### PAGE EXTRACT
With so many highly measurable digital marketing tools and fancy mobile marketing programs and data-based marketing models, it's pretty easy to forget about the old standby marketing methods.
For example, when was the last time you considered the value of top-of-mind-awareness in your marketing?
Top-of-mind awareness is a simple brand measure that determines how quickly a brand or product comes to the mind of a customer.
Examples of top-of-mind awareness are everywhere. It's just your logo in a digital display ad, or a :15 second read on the radio, or that print ad in the magazine your audience reads, or that live read before the weather on the nightly news. It's also that monthly press release you write and send.
Whether you are focused on your target audience -- or the press that reaches them with their publication(s) -- it's important to be on the tip of your customer's mind when they are thinking about making a purchase.
Here's some data that supports the lasting value of top-of-mind awareness advertising from a survey about an industry that excels at the practice -- insurance:
There is a significant data-correlation between brands with a lot of market share and brands that spend on top-of-mind awareness. So, top-of-mind awareness equals market share. Science proved it.
Having a human face in top-of-mind awareness ads improves brand recall for consumers 177 percent.
Cross-channel advertising efforts yield better awareness results, with digital ad efforts having nine times the impact of TV efforts.
Can you guess which company has the most brand recognition in the insurance world? (Check out Full Spectrum's Facebook page for the answer.)
Here's another example of why top-of-mind is smart, this time from history.
During World War II many brands converted their production over to manufacturing items for the war effort. Jeep made army vehicles, for example, instead of domestic vehicles for American consumers. But they never stopped advertising that they make vehicles. They sponsored radio programs, newsreels, ran ads in magazines and newspapers, etc.
When the war ended, consumers knew the importance of Jeep and rewarded the ad efforts (and Jeep's patriotic manufacturing) with sales and a lasting awareness.
Of course, the inconvenient truth of a top-of-mind approach is that it takes an investment to be good at it.
Effective top-of-mind requires a healthy media investment, or a modest media investment and a healthy up front research investment.

### REQUESTS
1/ Copy the part of the top-of-mind awareness article from "Here's another example" to "a lasting awareness.".
2/ List every example of top-of-mind awareness given in the passage of the top-of-mind awareness article that begins "Examples of top-of-mind awareness are everywhere."
Answer from the top-of-mind awareness article alone.

### DATA EXCERPTS
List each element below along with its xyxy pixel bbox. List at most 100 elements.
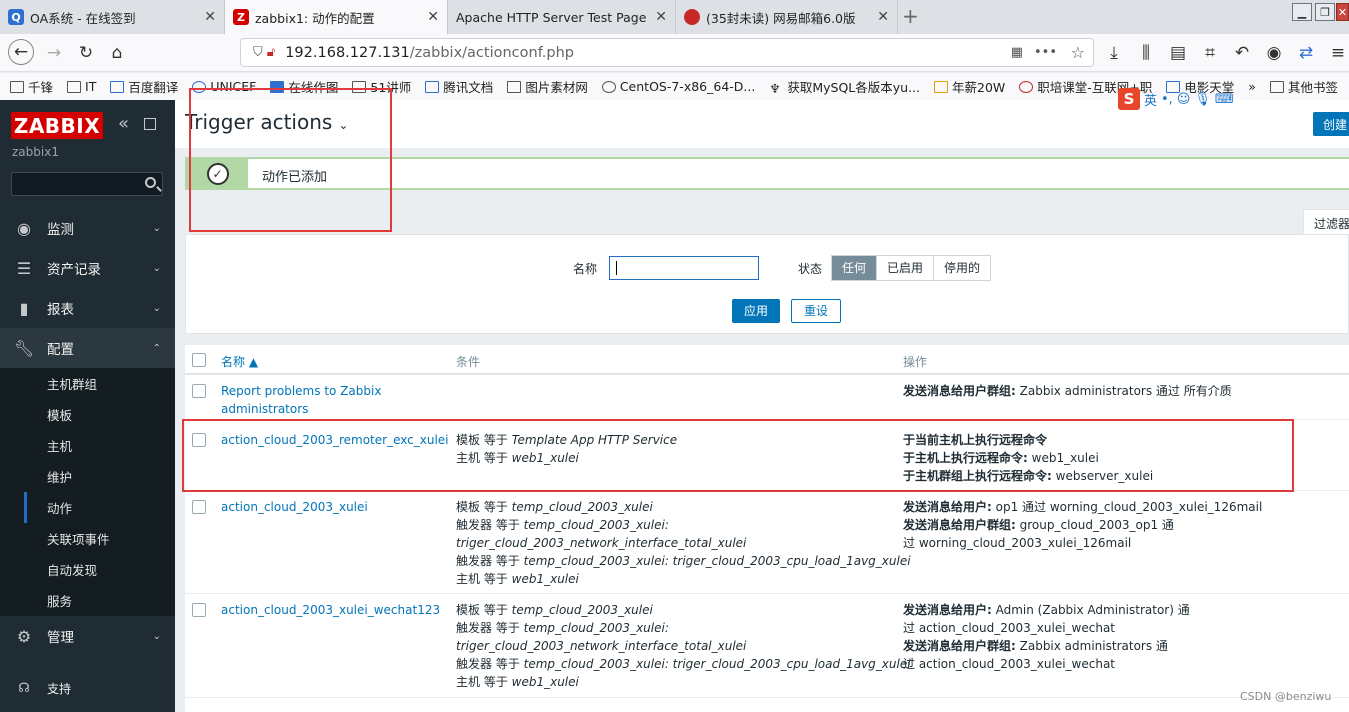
bookmark-item[interactable]: 腾讯文档 bbox=[425, 77, 493, 96]
address-bar[interactable]: ⛉ 🔓︎ 192.168.127.131/zabbix/actionconf.p… bbox=[240, 38, 1094, 67]
table-header: 名称 ▲ 条件 操作 bbox=[185, 345, 1349, 375]
forward-arrow-icon[interactable]: → bbox=[42, 42, 66, 64]
bookmark-item[interactable]: 其他书签 bbox=[1269, 77, 1338, 96]
browser-tab-oa[interactable]: Q OA系统 - 在线签到 ✕ bbox=[0, 0, 225, 34]
tab-close-icon[interactable]: ✕ bbox=[655, 9, 667, 25]
filter-tab[interactable]: 过滤器 bbox=[1303, 209, 1349, 235]
window-close-icon[interactable]: ✕ bbox=[1336, 3, 1349, 21]
baidu-translate-icon bbox=[110, 80, 125, 93]
status-option-disabled[interactable]: 停用的 bbox=[934, 256, 991, 280]
tab-close-icon[interactable]: ✕ bbox=[427, 9, 439, 25]
bookmark-item[interactable]: 千锋 bbox=[10, 77, 53, 96]
undo-icon[interactable]: ↶ bbox=[1230, 42, 1254, 64]
operation-type: 发送消息给用户群组: bbox=[903, 384, 1016, 398]
action-name-link[interactable]: Report problems to Zabbix administrators bbox=[221, 382, 381, 418]
home-icon[interactable]: ⌂ bbox=[105, 42, 129, 64]
action-name-link[interactable]: action_cloud_2003_xulei_wechat123 bbox=[221, 601, 440, 619]
bookmark-item[interactable]: 图片素材网 bbox=[507, 77, 588, 96]
extension-icon[interactable]: ◉ bbox=[1262, 42, 1286, 64]
sidebar-toggle-icon[interactable]: ▤ bbox=[1166, 42, 1190, 64]
condition-type: 触发器 等于 bbox=[456, 657, 524, 671]
conditions-cell: 模板 等于 temp_cloud_2003_xulei 触发器 等于 temp_… bbox=[456, 601, 911, 691]
minimize-icon[interactable]: ▁ bbox=[1292, 3, 1312, 21]
browser-tab-apache[interactable]: Apache HTTP Server Test Page p ✕ bbox=[448, 0, 676, 34]
zabbix-logo[interactable]: ZABBIX bbox=[11, 112, 103, 139]
bookmark-item[interactable]: ♆ 获取MySQL各版本yu... bbox=[769, 77, 920, 96]
column-operations-header: 操作 bbox=[903, 355, 928, 369]
operation-detail: op1 通过 worning_cloud_2003_xulei_126mail bbox=[991, 500, 1263, 514]
row-checkbox[interactable] bbox=[192, 603, 206, 617]
table-row: Report problems to Zabbix administrators… bbox=[185, 376, 1349, 420]
folder-icon bbox=[507, 80, 522, 93]
filter-name-input[interactable] bbox=[609, 256, 759, 280]
collapse-sidebar-icon[interactable]: « bbox=[118, 113, 129, 134]
apply-button[interactable]: 应用 bbox=[732, 299, 781, 323]
bookmark-item[interactable]: 百度翻译 bbox=[110, 77, 178, 96]
microphone-icon[interactable]: 🎙︎ bbox=[1194, 92, 1211, 107]
keyboard-icon[interactable]: ⌨ bbox=[1215, 92, 1234, 107]
menu-icon[interactable]: ≡ bbox=[1326, 42, 1349, 64]
kiosk-mode-icon[interactable] bbox=[144, 118, 156, 130]
qrcode-icon[interactable]: ▦ bbox=[1011, 45, 1023, 60]
bookmarks-overflow-icon[interactable]: » bbox=[1248, 79, 1256, 94]
column-name-header[interactable]: 名称 ▲ bbox=[221, 353, 258, 370]
menu-label: 支持 bbox=[47, 681, 72, 696]
ime-toolbar[interactable]: S 英 •, ☺ 🎙︎ ⌨ bbox=[1118, 88, 1234, 110]
browser-tab-zabbix[interactable]: Z zabbix1: 动作的配置 ✕ bbox=[225, 0, 448, 34]
submenu-services[interactable]: 服务 bbox=[24, 585, 175, 616]
submenu-event-correlation[interactable]: 关联项事件 bbox=[24, 523, 175, 554]
bookmark-star-icon[interactable]: ☆ bbox=[1071, 43, 1085, 62]
ime-language[interactable]: 英 bbox=[1144, 90, 1157, 109]
library-icon[interactable]: ⫼ bbox=[1134, 42, 1158, 64]
menu-item-administration[interactable]: ⚙ 管理 ⌄ bbox=[0, 616, 175, 656]
bookmark-label: 千锋 bbox=[28, 80, 54, 95]
submenu-hosts[interactable]: 主机 bbox=[24, 430, 175, 461]
sync-icon[interactable]: ⇄ bbox=[1294, 42, 1318, 64]
submenu-actions[interactable]: 动作 bbox=[24, 492, 175, 523]
sidebar-search-input[interactable] bbox=[11, 172, 163, 196]
status-option-enabled[interactable]: 已启用 bbox=[877, 256, 935, 280]
reload-icon[interactable]: ↻ bbox=[74, 42, 98, 64]
bookmark-item[interactable]: IT bbox=[67, 79, 96, 94]
crop-icon[interactable]: ⌗ bbox=[1198, 42, 1222, 64]
back-arrow-icon[interactable]: ← bbox=[8, 39, 34, 65]
restore-icon[interactable]: ❐ bbox=[1315, 3, 1335, 21]
operation-detail: 过 action_cloud_2003_xulei_wechat bbox=[903, 621, 1116, 635]
select-all-checkbox[interactable] bbox=[192, 353, 206, 367]
menu-item-monitoring[interactable]: ◉ 监测 ⌄ bbox=[0, 208, 175, 248]
action-name-link[interactable]: action_cloud_2003_xulei bbox=[221, 498, 368, 516]
row-checkbox[interactable] bbox=[192, 500, 206, 514]
reset-button[interactable]: 重设 bbox=[791, 299, 842, 323]
condition-line: triger_cloud_2003_network_interface_tota… bbox=[456, 534, 911, 552]
menu-item-reports[interactable]: ▮ 报表 ⌄ bbox=[0, 288, 175, 328]
create-action-button[interactable]: 创建 bbox=[1313, 112, 1349, 136]
more-actions-icon[interactable]: ••• bbox=[1034, 45, 1057, 60]
menu-item-configuration[interactable]: 🔧︎ 配置 ⌃ bbox=[0, 328, 175, 368]
tab-close-icon[interactable]: ✕ bbox=[877, 9, 889, 25]
browser-tab-mail[interactable]: (35封未读) 网易邮箱6.0版 ✕ bbox=[676, 0, 898, 34]
submenu-discovery[interactable]: 自动发现 bbox=[24, 554, 175, 585]
condition-type: 主机 等于 bbox=[456, 675, 512, 689]
operation-detail: Zabbix administrators 通 bbox=[1015, 639, 1168, 653]
punctuation-icon[interactable]: •, bbox=[1161, 92, 1173, 107]
emoji-icon[interactable]: ☺ bbox=[1177, 92, 1191, 107]
shield-icon[interactable]: ⛉ bbox=[253, 45, 263, 60]
gear-icon: ⚙ bbox=[16, 626, 32, 646]
bookmark-item[interactable]: CentOS-7-x86_64-D... bbox=[601, 79, 755, 94]
condition-value: temp_cloud_2003_xulei: triger_cloud_2003… bbox=[523, 554, 911, 568]
submenu-templates[interactable]: 模板 bbox=[24, 399, 175, 430]
status-option-any[interactable]: 任何 bbox=[832, 256, 878, 280]
row-checkbox[interactable] bbox=[192, 384, 206, 398]
insecure-lock-icon[interactable]: 🔓︎ bbox=[267, 45, 275, 60]
menu-item-support[interactable]: ☊ 支持 bbox=[0, 668, 175, 708]
submenu-host-groups[interactable]: 主机群组 bbox=[24, 368, 175, 399]
menu-item-inventory[interactable]: ☰ 资产记录 ⌄ bbox=[0, 248, 175, 288]
tab-close-icon[interactable]: ✕ bbox=[204, 9, 216, 25]
new-tab-icon[interactable]: + bbox=[902, 4, 919, 28]
submenu-maintenance[interactable]: 维护 bbox=[24, 461, 175, 492]
search-icon[interactable] bbox=[145, 177, 156, 188]
table-row: action_cloud_2003_xulei 模板 等于 temp_cloud… bbox=[185, 491, 1349, 594]
bookmark-item[interactable]: 年薪20W bbox=[934, 77, 1005, 96]
download-icon[interactable]: ⤓ bbox=[1102, 42, 1126, 64]
condition-line: 模板 等于 temp_cloud_2003_xulei bbox=[456, 498, 911, 516]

### RESPONSES
1/
Here's another example of why top-of-mind is smart, this time from history.
During World War II many brands converted their production over to manufacturing items for the war effort. Jeep made army vehicles, for example, instead of domestic vehicles for American consumers. But they never stopped advertising that they make vehicles. They sponsored radio programs, newsreels, ran ads in magazines and newspapers, etc.
When the war ended, consumers knew the importance of Jeep and rewarded the ad efforts (and Jeep's patriotic manufacturing) with sales and a lasting awareness.

2/
- A logo in a digital display ad
- A :15 second read on the radio
- A print ad in the magazine the audience reads
- A live read before the weather on the nightly news
- A monthly press release